** start of Material to process **

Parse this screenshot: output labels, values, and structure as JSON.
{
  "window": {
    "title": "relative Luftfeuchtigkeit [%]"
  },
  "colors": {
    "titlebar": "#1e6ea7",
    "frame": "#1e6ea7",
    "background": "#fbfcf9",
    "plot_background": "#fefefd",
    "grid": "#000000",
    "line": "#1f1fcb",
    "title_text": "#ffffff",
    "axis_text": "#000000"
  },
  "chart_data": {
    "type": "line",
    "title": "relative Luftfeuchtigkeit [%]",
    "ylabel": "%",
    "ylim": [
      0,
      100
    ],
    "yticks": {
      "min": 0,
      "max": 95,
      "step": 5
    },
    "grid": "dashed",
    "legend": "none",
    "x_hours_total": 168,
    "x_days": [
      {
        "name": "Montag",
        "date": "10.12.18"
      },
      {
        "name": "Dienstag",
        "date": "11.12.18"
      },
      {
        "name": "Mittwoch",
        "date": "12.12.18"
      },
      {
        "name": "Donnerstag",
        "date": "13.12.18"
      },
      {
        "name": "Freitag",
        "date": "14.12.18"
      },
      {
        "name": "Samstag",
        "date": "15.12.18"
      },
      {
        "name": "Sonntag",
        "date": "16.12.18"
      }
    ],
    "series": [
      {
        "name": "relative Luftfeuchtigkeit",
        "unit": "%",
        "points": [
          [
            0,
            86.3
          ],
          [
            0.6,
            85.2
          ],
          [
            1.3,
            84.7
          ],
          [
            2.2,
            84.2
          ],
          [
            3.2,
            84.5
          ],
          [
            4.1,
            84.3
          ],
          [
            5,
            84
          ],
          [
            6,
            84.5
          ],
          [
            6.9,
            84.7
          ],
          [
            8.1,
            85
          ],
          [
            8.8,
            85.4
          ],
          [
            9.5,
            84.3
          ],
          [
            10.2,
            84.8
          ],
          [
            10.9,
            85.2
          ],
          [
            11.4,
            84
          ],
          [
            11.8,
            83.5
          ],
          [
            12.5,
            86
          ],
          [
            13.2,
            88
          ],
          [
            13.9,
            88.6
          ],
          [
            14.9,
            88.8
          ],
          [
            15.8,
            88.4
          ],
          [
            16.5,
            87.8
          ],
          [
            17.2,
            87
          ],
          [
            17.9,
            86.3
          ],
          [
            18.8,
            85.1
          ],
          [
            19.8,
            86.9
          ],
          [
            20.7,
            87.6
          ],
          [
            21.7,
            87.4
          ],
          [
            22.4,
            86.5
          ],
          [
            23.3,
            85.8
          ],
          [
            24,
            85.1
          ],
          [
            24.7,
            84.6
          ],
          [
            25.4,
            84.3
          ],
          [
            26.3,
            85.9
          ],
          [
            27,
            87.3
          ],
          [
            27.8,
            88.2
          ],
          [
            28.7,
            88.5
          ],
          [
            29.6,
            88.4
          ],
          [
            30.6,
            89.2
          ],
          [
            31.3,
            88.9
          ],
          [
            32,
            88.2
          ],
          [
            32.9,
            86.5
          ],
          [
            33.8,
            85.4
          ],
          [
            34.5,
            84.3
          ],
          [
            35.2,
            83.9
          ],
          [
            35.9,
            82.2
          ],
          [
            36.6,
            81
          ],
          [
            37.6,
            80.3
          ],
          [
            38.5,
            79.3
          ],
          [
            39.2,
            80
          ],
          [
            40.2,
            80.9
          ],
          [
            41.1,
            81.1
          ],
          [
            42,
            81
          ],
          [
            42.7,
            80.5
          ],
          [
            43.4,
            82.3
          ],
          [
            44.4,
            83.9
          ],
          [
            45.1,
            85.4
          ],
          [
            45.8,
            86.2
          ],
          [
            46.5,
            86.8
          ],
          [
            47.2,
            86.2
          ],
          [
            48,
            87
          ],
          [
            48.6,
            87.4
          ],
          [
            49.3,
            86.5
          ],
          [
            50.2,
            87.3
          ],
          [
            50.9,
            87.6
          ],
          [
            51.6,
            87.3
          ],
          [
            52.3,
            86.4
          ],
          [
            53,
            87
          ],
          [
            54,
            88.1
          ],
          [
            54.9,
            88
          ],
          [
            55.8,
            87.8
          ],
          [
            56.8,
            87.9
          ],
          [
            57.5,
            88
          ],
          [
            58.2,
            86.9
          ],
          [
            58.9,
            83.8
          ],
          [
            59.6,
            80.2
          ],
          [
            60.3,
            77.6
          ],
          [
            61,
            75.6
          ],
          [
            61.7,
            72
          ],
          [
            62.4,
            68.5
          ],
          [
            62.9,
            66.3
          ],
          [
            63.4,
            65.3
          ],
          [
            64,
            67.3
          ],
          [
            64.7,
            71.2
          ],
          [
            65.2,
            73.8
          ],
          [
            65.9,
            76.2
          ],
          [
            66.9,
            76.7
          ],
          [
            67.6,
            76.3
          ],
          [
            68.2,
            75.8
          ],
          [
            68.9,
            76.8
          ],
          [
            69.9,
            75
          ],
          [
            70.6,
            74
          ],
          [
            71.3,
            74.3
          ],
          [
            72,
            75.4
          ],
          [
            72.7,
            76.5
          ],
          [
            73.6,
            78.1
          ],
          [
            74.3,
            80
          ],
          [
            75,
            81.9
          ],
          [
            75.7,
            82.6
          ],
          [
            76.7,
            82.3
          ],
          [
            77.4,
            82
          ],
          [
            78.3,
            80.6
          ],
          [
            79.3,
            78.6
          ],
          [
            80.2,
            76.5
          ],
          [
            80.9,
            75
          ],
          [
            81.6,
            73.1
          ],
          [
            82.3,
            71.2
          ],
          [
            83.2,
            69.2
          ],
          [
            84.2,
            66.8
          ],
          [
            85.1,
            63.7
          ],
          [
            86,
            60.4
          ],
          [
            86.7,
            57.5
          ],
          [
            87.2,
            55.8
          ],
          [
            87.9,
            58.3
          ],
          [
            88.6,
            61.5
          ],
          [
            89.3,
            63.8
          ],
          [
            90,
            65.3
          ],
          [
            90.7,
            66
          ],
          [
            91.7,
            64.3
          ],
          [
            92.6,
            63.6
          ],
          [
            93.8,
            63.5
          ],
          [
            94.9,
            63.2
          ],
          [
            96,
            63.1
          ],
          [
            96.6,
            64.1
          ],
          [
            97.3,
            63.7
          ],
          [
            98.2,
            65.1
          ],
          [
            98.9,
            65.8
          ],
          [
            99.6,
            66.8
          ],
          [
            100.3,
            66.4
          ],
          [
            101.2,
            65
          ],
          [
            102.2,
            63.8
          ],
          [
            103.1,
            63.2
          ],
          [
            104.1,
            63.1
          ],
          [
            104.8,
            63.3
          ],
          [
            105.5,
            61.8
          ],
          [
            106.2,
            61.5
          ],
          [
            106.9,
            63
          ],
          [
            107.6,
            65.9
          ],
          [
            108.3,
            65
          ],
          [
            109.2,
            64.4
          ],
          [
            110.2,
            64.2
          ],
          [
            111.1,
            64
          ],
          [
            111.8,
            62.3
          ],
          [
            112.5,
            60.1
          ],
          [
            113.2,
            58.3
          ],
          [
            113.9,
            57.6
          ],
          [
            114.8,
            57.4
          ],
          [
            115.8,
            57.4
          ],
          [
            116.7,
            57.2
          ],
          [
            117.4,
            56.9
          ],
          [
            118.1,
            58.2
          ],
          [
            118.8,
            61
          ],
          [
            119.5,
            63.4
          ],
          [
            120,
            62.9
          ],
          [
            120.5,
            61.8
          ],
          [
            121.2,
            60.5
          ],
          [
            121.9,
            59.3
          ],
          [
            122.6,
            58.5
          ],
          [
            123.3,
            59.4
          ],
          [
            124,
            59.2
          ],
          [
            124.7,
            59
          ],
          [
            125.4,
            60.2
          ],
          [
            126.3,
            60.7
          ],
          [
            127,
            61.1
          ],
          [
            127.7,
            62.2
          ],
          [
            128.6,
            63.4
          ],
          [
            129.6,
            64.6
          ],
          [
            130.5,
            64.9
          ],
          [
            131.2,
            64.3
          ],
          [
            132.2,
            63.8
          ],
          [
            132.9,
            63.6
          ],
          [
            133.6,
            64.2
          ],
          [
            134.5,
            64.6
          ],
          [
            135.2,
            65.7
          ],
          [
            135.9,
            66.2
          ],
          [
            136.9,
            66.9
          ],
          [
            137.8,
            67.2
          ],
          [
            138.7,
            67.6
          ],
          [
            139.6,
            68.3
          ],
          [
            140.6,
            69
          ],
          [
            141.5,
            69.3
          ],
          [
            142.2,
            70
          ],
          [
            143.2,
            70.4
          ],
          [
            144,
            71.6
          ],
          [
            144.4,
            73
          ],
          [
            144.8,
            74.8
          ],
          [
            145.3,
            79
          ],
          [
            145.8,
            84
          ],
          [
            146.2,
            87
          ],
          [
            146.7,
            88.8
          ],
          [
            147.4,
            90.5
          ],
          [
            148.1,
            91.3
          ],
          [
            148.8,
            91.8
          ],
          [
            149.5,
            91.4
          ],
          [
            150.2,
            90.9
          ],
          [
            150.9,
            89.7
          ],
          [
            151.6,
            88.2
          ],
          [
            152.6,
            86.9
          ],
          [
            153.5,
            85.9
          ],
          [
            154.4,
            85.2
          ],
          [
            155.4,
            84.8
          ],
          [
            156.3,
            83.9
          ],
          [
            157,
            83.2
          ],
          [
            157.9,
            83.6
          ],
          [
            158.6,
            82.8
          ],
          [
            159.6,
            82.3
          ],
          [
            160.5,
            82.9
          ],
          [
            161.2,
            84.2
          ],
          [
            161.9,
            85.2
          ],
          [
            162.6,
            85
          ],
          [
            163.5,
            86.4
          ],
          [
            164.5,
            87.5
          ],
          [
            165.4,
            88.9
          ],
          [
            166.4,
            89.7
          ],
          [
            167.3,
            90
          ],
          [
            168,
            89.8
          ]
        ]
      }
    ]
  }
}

** end of Material to process **

Stated goal :: Pick out each line that holds the string "Luftfeuchtigkeit".

Response to the exercise ::
    "title": "relative Luftfeuchtigkeit [%]"
    "title": "relative Luftfeuchtigkeit [%]",
        "name": "relative Luftfeuchtigkeit",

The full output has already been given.